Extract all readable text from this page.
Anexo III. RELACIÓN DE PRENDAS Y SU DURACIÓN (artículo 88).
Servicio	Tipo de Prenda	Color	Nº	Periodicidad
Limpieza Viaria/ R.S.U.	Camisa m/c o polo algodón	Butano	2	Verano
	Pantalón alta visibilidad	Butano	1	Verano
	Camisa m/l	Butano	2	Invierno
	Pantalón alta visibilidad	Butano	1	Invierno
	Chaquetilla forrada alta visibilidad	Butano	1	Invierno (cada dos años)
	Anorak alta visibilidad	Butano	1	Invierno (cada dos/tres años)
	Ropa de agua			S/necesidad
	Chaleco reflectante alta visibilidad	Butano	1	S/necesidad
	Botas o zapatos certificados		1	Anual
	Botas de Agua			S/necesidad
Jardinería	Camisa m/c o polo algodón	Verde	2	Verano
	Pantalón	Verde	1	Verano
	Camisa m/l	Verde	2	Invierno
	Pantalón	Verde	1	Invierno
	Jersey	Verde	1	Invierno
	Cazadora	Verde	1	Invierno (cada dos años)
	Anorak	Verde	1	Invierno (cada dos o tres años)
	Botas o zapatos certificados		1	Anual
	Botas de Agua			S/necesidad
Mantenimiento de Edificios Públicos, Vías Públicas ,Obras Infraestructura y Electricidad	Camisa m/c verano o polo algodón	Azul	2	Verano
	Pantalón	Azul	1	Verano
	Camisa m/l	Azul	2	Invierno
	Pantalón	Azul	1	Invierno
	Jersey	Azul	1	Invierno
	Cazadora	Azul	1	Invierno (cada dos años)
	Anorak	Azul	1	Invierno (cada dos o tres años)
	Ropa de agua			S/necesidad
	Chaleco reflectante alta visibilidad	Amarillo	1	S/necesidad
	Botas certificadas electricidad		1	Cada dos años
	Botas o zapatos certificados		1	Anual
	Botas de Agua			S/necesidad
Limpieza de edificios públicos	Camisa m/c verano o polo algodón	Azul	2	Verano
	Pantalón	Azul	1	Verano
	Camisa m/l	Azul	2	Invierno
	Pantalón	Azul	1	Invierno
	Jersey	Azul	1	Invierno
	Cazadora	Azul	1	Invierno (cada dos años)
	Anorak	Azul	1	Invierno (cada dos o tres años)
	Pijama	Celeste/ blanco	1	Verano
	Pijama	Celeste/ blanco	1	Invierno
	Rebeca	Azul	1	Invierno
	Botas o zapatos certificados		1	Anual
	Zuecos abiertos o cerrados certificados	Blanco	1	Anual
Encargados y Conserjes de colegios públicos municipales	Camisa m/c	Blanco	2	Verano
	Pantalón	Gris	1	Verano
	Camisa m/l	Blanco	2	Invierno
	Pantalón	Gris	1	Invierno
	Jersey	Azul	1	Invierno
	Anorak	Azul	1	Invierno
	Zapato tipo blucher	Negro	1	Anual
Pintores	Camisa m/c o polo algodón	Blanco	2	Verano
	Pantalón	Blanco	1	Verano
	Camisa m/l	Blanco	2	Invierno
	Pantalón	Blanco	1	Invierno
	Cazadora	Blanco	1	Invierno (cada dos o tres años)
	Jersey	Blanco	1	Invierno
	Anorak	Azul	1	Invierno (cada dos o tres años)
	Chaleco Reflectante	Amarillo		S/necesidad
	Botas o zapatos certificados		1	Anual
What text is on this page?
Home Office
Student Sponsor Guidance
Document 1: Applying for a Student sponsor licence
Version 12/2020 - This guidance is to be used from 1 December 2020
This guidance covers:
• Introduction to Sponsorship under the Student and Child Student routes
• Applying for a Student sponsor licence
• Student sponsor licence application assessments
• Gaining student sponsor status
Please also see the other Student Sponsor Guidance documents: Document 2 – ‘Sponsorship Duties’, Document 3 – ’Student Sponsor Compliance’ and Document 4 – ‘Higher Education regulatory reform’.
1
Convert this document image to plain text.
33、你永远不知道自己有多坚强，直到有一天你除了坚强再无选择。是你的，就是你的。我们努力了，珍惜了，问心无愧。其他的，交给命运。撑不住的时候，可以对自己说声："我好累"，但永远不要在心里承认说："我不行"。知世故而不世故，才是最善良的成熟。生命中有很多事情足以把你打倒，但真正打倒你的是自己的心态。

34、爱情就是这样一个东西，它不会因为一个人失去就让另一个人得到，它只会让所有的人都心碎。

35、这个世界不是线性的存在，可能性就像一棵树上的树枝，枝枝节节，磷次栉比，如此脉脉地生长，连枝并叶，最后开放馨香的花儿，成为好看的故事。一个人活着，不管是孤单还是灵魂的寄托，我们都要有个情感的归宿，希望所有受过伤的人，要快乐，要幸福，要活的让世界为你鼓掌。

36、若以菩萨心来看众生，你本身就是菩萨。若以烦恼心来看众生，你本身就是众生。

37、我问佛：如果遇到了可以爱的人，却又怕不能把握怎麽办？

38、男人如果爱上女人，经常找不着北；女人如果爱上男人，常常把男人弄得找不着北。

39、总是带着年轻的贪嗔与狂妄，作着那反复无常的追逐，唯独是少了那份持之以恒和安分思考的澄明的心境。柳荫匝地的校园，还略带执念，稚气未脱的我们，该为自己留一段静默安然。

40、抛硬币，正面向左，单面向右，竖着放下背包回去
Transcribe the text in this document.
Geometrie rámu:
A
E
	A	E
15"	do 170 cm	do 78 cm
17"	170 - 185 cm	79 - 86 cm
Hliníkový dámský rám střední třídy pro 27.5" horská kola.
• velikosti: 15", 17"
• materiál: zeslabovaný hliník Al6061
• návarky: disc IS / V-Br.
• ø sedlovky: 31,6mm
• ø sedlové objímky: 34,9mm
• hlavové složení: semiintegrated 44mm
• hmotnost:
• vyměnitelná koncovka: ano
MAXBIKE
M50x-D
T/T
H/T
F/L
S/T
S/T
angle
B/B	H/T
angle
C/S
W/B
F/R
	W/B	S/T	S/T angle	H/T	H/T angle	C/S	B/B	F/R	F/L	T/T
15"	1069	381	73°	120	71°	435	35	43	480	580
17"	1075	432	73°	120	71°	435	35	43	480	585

******************************

> WORK INSTRUCTIONS
State how many lines of the data include the word "polo", with nothing else.

> RESPONSE TO THE TASK
5